• **Short exercise**: Sort through the entries below and pull out lines containing the word "color".

• **Data**:
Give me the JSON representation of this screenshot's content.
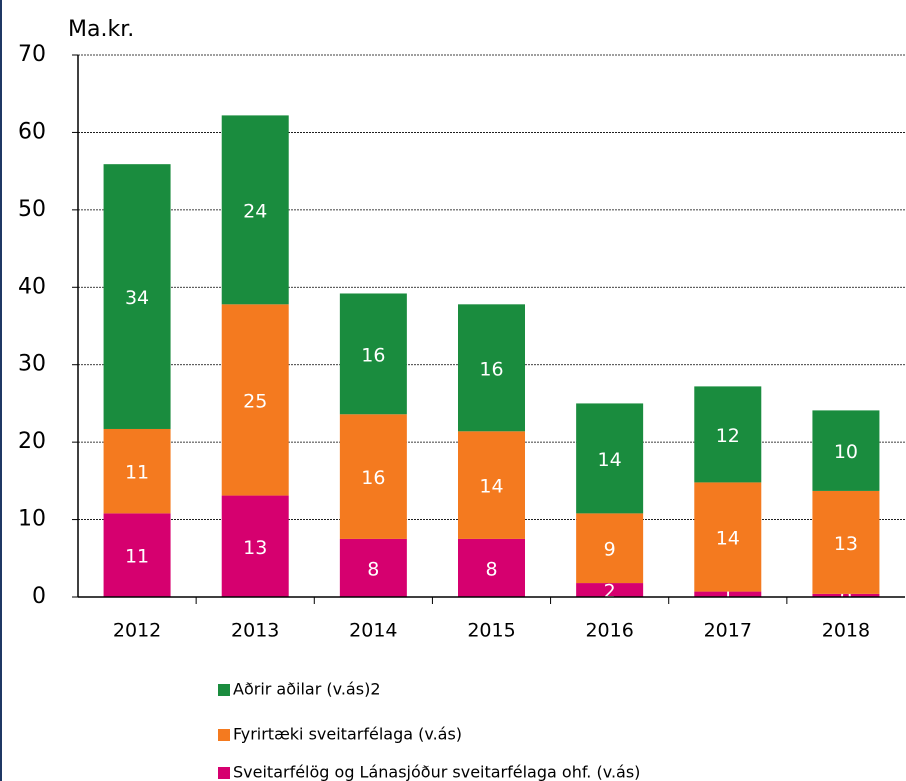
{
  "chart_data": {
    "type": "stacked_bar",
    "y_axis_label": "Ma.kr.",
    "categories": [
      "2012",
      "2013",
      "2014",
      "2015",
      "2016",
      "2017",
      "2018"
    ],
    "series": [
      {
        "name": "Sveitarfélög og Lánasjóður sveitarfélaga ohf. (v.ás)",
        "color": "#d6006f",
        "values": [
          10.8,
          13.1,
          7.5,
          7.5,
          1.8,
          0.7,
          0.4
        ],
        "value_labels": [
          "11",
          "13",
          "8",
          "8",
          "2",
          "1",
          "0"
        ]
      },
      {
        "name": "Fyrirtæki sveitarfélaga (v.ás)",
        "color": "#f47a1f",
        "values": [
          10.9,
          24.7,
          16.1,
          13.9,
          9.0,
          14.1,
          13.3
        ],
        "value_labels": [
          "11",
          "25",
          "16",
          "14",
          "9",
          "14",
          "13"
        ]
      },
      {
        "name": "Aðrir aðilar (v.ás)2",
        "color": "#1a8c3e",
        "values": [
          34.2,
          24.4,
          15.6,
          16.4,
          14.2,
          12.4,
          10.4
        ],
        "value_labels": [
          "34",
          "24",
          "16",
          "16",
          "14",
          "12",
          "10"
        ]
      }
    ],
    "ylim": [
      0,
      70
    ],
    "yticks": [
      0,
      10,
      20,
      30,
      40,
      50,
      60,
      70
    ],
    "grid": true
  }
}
* * *
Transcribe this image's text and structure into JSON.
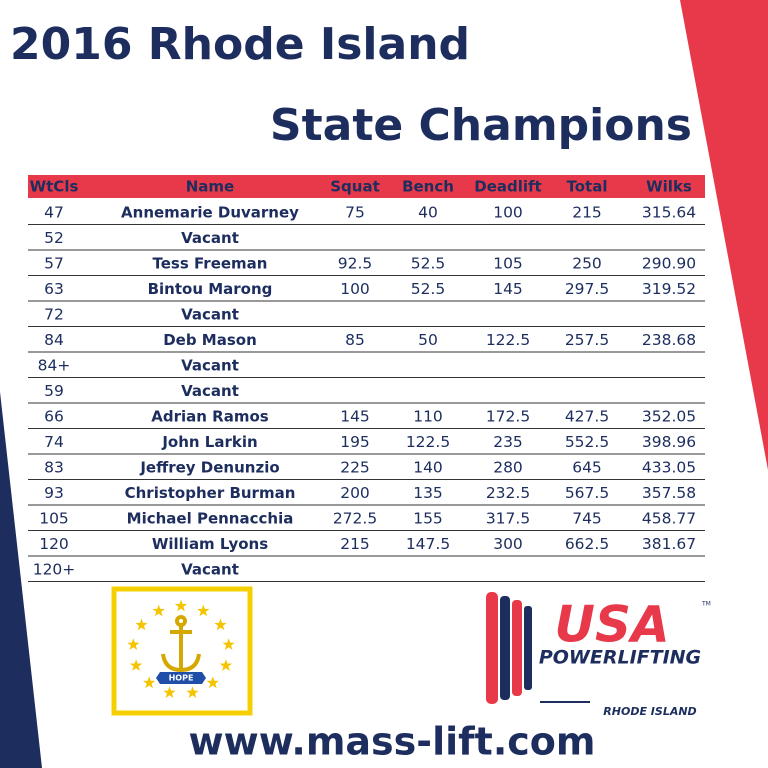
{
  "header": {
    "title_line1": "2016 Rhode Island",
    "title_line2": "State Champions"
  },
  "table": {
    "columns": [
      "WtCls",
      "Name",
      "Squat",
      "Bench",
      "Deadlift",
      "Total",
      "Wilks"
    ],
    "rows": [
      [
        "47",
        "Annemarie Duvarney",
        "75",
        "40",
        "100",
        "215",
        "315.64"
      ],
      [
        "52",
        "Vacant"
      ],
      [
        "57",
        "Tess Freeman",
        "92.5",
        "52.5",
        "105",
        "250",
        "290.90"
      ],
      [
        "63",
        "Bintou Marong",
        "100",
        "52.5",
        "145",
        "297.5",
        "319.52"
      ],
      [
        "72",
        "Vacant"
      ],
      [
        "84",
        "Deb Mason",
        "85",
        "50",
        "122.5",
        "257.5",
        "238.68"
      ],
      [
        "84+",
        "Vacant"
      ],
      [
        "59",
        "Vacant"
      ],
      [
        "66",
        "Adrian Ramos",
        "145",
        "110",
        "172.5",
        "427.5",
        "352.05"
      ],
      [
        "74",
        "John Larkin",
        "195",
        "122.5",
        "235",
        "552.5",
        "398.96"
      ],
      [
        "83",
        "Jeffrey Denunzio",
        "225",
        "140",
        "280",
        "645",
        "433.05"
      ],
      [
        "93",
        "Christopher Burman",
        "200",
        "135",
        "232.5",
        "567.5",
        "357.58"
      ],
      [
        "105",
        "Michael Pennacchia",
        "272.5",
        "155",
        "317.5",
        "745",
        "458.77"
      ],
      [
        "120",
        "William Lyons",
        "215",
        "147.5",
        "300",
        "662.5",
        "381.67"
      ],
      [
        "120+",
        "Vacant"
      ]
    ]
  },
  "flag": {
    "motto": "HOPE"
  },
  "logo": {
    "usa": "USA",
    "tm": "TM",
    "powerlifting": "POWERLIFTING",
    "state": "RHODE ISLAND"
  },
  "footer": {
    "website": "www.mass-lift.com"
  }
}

• **Correct answer**:
        "color": "#d6006f",
        "color": "#f47a1f",
        "color": "#1a8c3e",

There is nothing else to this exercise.